(Data entries)
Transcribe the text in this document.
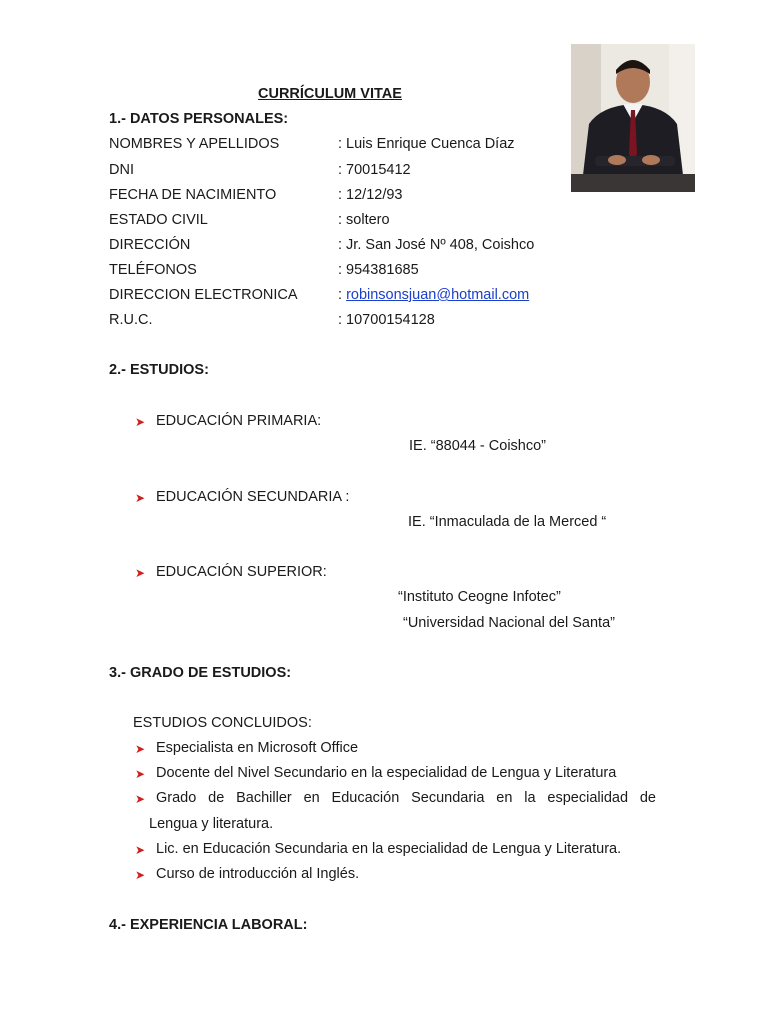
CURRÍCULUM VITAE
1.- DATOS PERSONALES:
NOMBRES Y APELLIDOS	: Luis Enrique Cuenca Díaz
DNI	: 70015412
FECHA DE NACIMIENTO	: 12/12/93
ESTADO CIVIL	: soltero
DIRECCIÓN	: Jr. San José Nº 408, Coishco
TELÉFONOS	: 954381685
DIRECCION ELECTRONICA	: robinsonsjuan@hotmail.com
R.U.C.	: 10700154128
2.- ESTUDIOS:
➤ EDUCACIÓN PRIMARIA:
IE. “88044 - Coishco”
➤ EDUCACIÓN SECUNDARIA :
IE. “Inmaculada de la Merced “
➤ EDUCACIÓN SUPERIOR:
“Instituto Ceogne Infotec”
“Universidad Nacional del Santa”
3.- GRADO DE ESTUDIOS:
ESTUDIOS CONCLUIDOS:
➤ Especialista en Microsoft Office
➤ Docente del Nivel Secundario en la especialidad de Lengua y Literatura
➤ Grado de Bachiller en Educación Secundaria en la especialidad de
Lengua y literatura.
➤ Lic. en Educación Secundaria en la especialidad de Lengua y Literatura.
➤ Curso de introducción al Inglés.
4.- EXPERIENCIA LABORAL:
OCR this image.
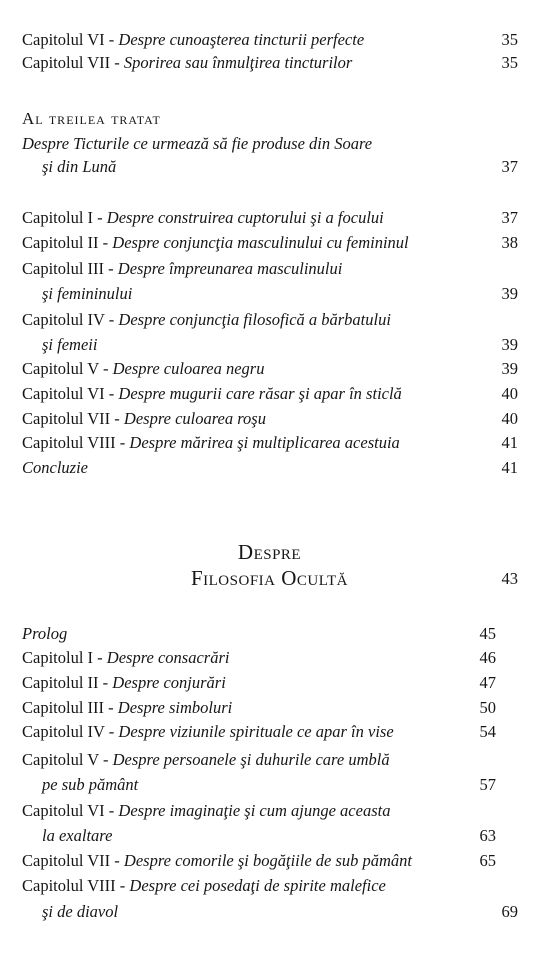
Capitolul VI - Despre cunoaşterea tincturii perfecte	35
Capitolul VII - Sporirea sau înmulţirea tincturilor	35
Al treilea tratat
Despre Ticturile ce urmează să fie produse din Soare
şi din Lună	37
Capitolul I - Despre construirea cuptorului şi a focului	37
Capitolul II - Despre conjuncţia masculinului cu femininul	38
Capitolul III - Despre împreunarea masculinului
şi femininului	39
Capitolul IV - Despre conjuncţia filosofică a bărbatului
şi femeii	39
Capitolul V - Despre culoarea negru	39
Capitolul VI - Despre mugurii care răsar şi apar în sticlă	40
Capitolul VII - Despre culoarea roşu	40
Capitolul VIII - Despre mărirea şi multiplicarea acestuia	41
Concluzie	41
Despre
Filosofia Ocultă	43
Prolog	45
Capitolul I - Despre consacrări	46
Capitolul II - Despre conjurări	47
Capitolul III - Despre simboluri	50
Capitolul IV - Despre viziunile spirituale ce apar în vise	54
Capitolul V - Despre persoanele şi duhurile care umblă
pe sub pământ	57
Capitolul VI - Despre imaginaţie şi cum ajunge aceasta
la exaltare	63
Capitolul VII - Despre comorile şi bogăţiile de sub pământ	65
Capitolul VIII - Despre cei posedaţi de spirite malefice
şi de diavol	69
--
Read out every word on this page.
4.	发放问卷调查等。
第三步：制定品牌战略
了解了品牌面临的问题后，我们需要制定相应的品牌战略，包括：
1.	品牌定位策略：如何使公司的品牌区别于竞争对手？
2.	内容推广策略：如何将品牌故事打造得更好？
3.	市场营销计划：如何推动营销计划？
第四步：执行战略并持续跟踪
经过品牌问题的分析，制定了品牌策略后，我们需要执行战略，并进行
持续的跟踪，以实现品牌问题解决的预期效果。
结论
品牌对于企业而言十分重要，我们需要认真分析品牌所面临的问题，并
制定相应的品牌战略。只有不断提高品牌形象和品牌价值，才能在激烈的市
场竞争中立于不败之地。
* * *
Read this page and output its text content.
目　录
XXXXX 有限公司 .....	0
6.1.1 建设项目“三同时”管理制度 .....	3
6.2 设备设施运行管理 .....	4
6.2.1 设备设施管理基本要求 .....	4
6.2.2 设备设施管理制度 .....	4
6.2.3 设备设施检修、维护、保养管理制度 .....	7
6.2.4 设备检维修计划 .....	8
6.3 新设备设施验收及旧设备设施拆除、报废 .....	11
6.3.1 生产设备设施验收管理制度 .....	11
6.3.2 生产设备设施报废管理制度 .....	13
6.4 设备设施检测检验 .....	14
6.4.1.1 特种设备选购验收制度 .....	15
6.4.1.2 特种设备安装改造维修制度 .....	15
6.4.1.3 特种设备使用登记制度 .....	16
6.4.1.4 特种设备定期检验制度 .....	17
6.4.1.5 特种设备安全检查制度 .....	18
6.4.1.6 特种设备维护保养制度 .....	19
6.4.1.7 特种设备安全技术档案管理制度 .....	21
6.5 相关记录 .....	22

▶ **Given request**
Look for the word "culoarea" in every line of the listing and copy the lines that have it.

▶ **Solution to this problem**
Capitolul V - Despre culoarea negru	39
Capitolul VII - Despre culoarea roşu	40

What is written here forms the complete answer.